MATERIAL FOR THIS TASK:
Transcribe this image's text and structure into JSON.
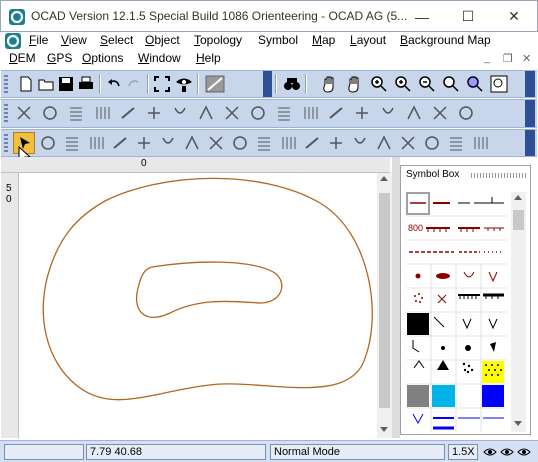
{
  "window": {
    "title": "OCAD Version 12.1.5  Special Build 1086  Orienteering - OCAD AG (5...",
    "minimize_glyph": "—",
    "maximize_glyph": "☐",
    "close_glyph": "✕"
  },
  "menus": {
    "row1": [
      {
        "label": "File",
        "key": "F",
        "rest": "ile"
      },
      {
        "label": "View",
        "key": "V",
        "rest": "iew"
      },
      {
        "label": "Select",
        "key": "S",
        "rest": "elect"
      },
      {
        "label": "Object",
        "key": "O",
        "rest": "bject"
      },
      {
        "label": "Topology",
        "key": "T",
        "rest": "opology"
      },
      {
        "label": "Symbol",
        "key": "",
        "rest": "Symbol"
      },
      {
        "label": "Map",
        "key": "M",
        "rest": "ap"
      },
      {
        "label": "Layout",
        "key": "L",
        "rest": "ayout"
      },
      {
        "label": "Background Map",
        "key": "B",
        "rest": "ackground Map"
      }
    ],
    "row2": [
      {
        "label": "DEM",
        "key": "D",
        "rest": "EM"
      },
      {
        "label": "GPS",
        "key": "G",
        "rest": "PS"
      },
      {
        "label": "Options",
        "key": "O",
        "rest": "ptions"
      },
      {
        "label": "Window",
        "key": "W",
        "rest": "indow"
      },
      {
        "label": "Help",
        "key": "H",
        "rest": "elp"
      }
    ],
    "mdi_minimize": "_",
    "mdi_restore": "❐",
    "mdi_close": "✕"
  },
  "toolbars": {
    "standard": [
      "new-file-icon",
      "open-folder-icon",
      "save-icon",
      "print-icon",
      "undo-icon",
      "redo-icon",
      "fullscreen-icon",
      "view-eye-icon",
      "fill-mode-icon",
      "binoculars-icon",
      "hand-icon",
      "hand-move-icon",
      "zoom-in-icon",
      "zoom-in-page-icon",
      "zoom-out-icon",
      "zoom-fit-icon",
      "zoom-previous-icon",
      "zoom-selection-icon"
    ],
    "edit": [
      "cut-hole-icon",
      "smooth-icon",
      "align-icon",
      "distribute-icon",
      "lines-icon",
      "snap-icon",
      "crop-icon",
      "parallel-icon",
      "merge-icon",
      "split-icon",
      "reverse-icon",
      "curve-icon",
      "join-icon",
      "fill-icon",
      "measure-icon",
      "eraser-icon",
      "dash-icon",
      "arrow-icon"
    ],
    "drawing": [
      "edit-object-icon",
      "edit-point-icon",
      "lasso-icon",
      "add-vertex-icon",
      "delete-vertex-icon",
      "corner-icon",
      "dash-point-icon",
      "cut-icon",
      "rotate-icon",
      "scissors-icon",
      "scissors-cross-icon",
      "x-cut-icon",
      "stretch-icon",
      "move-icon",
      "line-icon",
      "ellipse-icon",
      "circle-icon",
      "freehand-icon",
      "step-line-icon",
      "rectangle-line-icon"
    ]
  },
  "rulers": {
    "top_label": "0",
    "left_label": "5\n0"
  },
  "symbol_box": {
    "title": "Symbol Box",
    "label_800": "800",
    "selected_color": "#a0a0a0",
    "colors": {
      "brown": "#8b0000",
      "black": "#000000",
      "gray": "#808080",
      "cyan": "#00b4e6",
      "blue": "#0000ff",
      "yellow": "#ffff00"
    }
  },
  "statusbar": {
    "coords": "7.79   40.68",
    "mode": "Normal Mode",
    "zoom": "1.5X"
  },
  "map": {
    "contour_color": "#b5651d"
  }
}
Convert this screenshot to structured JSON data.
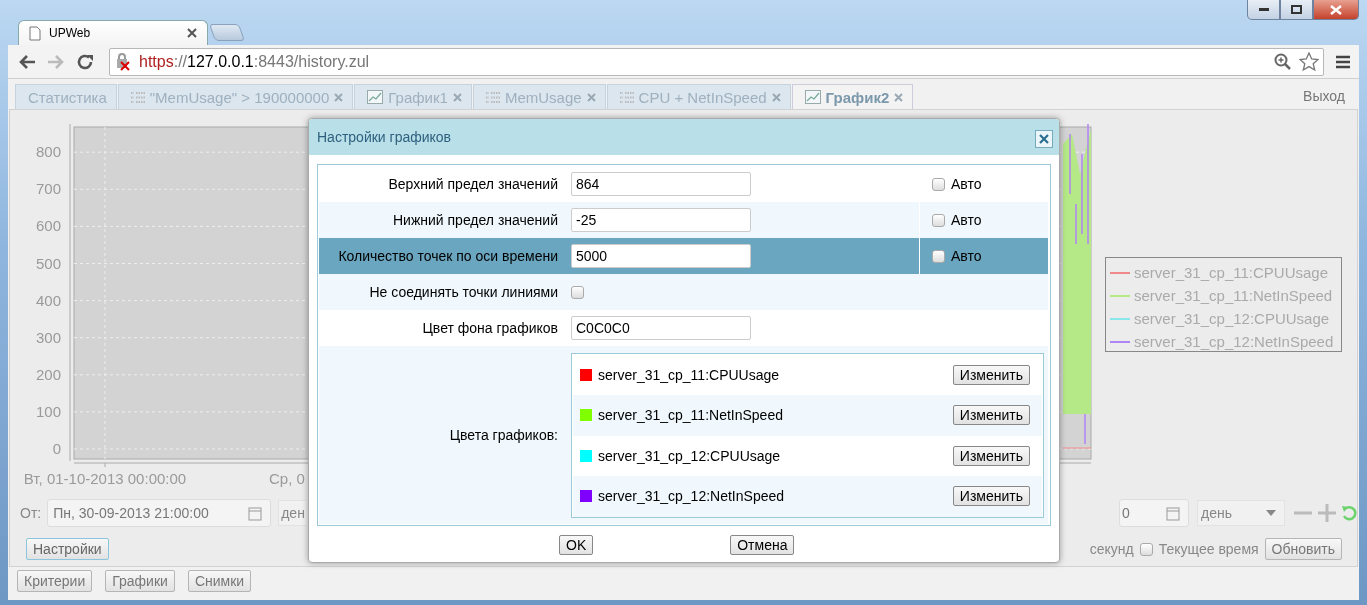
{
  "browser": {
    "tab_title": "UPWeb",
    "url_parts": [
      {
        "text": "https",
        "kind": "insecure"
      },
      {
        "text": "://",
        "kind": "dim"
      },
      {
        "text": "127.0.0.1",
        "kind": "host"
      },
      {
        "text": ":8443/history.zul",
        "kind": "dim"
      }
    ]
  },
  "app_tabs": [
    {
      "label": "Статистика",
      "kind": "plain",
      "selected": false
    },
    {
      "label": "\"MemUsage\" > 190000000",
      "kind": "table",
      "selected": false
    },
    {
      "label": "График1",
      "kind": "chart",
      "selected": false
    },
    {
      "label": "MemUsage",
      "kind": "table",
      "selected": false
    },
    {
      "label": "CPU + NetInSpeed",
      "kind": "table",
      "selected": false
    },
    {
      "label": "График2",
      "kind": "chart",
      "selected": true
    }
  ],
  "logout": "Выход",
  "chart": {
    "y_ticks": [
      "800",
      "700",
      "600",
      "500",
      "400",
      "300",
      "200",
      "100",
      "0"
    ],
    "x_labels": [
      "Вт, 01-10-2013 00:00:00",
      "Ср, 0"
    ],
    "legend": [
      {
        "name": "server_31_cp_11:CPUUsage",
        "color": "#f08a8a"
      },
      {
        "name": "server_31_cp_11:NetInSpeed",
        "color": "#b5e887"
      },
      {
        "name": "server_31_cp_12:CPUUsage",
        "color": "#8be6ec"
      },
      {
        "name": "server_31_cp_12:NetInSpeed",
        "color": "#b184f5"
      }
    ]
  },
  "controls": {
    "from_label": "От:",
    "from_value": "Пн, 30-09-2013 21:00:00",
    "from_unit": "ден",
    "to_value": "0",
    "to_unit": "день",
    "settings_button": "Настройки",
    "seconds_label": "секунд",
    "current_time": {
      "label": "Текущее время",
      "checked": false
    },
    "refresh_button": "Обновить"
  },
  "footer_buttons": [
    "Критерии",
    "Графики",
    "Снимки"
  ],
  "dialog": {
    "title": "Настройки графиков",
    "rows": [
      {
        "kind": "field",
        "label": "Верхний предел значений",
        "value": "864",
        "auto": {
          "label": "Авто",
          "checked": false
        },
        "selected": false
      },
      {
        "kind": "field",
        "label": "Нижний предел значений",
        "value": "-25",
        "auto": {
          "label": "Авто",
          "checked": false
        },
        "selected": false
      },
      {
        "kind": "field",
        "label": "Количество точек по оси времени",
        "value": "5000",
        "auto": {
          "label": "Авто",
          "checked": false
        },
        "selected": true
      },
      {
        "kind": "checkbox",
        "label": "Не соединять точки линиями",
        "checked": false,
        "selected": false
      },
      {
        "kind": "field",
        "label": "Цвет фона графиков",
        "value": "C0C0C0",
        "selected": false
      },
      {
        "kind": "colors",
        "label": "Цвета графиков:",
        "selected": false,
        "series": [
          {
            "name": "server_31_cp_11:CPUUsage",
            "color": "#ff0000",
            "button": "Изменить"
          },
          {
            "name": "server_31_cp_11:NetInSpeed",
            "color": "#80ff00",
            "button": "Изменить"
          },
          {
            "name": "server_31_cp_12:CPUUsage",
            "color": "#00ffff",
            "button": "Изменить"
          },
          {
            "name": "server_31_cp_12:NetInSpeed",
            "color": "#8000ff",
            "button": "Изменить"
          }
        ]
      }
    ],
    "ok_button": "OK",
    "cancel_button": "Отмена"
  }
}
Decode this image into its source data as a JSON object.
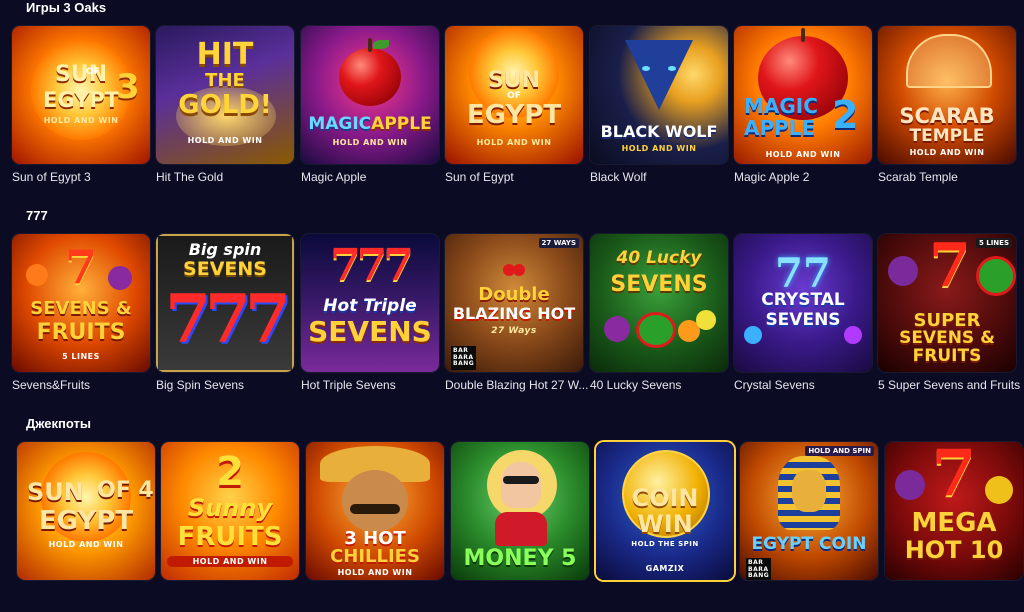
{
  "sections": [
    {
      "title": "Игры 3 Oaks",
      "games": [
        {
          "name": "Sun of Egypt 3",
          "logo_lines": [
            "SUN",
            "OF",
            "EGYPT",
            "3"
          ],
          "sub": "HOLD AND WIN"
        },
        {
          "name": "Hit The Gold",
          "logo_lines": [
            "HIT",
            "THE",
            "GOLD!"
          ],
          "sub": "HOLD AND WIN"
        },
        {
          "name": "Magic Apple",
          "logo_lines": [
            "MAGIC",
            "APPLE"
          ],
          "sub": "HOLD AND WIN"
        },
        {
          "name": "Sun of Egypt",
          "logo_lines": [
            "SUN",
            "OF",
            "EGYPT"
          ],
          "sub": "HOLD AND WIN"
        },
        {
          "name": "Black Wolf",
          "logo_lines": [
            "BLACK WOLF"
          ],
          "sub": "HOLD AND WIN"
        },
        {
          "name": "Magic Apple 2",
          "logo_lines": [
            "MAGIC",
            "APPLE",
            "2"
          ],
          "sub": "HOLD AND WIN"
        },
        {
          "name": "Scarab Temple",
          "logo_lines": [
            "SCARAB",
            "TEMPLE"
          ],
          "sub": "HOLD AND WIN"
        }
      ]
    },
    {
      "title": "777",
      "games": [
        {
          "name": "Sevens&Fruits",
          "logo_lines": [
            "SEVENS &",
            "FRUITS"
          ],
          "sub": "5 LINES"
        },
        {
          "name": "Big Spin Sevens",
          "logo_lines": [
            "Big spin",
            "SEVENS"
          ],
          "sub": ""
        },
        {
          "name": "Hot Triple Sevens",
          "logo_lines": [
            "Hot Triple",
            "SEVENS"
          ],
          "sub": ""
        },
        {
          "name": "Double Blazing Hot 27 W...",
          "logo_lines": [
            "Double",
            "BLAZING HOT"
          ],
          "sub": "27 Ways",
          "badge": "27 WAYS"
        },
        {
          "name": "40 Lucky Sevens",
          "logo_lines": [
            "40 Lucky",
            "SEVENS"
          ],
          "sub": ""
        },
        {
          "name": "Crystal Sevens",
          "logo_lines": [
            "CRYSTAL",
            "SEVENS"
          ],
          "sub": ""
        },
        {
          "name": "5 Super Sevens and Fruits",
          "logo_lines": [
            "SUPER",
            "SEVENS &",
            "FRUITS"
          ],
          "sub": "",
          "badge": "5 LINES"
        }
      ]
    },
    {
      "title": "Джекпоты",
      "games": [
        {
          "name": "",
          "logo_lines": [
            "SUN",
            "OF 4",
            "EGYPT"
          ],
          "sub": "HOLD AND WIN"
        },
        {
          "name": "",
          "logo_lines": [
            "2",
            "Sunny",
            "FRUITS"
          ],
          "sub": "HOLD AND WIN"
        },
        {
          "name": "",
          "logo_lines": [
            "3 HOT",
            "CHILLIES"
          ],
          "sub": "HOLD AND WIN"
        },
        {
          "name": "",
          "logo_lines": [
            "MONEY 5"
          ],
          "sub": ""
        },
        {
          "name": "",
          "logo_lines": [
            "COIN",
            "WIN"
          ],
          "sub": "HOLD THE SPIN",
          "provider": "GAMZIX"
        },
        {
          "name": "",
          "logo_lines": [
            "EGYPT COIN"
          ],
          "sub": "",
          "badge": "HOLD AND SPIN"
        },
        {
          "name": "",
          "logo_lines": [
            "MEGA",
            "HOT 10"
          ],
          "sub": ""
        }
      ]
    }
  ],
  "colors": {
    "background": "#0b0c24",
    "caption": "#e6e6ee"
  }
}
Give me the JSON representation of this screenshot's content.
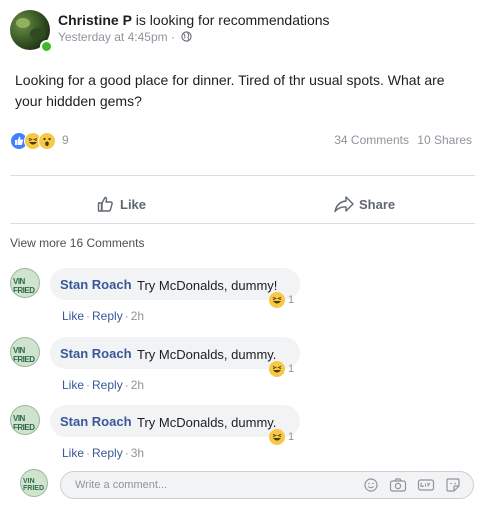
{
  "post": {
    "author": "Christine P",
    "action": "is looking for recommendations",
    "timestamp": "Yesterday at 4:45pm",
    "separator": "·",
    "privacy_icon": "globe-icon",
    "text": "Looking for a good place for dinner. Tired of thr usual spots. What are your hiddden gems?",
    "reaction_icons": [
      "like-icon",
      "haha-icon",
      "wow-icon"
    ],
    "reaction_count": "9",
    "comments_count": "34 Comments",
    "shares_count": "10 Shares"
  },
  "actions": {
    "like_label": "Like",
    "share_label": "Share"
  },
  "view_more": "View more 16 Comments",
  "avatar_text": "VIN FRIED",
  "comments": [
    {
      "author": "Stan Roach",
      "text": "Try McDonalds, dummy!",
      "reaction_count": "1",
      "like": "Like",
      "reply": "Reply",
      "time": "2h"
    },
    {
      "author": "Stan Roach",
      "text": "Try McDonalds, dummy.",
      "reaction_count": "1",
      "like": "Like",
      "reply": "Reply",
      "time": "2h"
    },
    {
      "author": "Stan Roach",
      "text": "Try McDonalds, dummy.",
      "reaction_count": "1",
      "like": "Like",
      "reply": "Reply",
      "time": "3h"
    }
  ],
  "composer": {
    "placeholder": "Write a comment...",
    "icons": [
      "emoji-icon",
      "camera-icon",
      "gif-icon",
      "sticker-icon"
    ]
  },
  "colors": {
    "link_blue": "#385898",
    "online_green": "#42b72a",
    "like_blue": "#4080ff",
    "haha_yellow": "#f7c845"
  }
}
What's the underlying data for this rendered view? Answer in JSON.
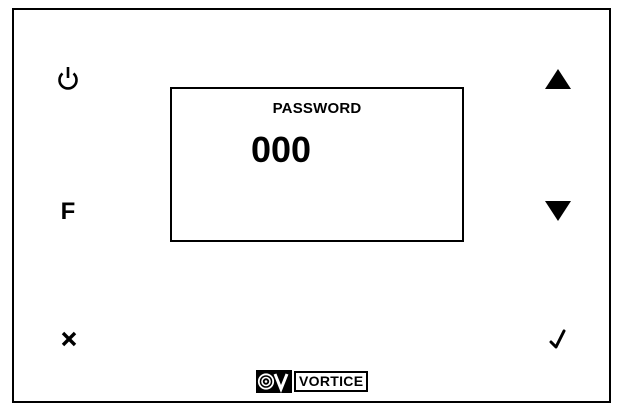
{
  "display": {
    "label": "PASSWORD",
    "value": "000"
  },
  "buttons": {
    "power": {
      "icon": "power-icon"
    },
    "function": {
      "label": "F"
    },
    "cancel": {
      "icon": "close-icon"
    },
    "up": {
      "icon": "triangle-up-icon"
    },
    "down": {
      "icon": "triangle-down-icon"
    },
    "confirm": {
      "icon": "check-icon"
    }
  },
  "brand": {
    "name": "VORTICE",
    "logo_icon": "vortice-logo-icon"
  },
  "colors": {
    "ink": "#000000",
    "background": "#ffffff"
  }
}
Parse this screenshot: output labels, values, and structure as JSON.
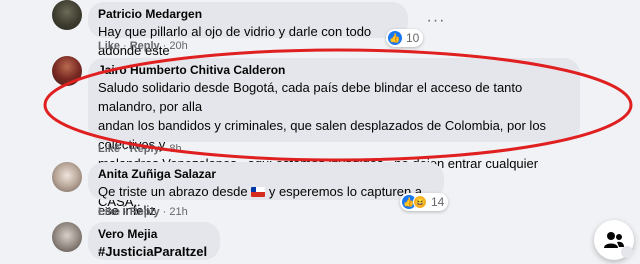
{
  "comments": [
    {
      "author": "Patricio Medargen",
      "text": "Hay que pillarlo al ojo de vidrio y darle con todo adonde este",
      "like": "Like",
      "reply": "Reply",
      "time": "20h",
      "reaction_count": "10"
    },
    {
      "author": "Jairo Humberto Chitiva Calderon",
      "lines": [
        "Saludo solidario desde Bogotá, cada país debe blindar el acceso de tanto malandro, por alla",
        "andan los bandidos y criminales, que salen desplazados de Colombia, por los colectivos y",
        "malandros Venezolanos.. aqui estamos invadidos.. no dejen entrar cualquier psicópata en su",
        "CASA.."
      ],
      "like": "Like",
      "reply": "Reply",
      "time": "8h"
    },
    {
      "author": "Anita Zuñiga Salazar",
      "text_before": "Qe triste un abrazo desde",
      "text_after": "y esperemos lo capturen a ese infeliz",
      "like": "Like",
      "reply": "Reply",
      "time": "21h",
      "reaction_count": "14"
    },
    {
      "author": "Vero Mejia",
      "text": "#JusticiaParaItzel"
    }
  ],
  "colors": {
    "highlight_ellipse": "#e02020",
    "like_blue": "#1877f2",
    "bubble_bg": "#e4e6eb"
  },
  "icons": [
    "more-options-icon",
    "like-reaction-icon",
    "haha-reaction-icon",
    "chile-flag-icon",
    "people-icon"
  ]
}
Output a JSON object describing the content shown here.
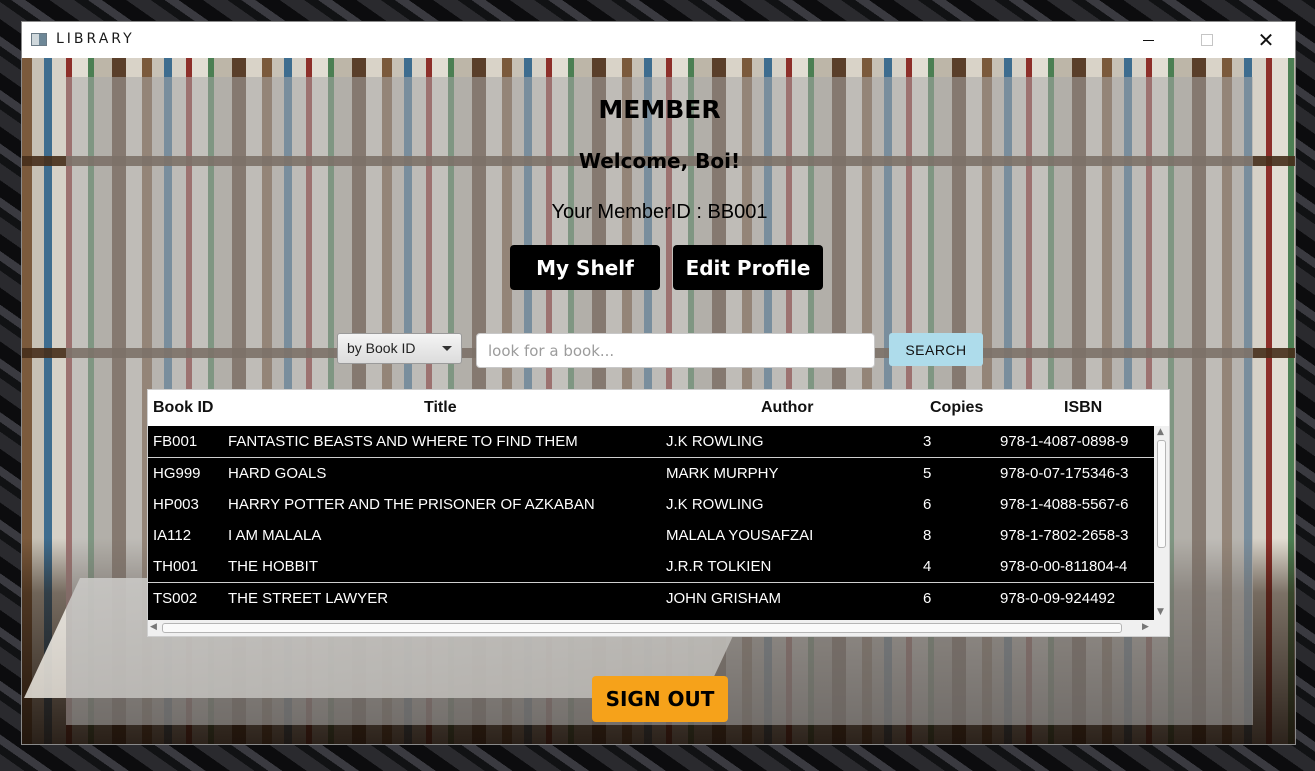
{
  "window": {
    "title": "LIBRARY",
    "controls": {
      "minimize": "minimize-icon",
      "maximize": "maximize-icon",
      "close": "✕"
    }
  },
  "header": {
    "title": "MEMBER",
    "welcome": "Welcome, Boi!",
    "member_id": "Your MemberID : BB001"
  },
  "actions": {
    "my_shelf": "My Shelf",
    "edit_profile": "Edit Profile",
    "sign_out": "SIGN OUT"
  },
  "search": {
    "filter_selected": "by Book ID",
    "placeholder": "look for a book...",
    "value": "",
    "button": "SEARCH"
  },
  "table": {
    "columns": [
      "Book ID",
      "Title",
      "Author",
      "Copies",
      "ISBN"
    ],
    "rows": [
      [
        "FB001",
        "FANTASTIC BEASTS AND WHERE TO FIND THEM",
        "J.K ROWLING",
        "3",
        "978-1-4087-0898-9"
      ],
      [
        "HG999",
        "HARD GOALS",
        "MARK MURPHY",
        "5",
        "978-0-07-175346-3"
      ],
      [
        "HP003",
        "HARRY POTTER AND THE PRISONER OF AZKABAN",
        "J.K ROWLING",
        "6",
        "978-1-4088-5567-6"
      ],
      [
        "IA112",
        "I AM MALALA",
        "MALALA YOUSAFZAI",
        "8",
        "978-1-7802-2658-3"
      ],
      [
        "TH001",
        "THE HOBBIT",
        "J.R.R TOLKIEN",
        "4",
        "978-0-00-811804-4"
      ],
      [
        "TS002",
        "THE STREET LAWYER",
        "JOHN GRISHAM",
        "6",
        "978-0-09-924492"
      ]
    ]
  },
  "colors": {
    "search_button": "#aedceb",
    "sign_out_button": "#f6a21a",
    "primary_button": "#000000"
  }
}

PROBLEM TO SOLVE:
Which lines contain "badge"? Copy each of them out.

COMPLETE RESPONSE:
          "badge": "27 WAYS"
          "badge": "5 LINES"
          "badge": "HOLD AND SPIN"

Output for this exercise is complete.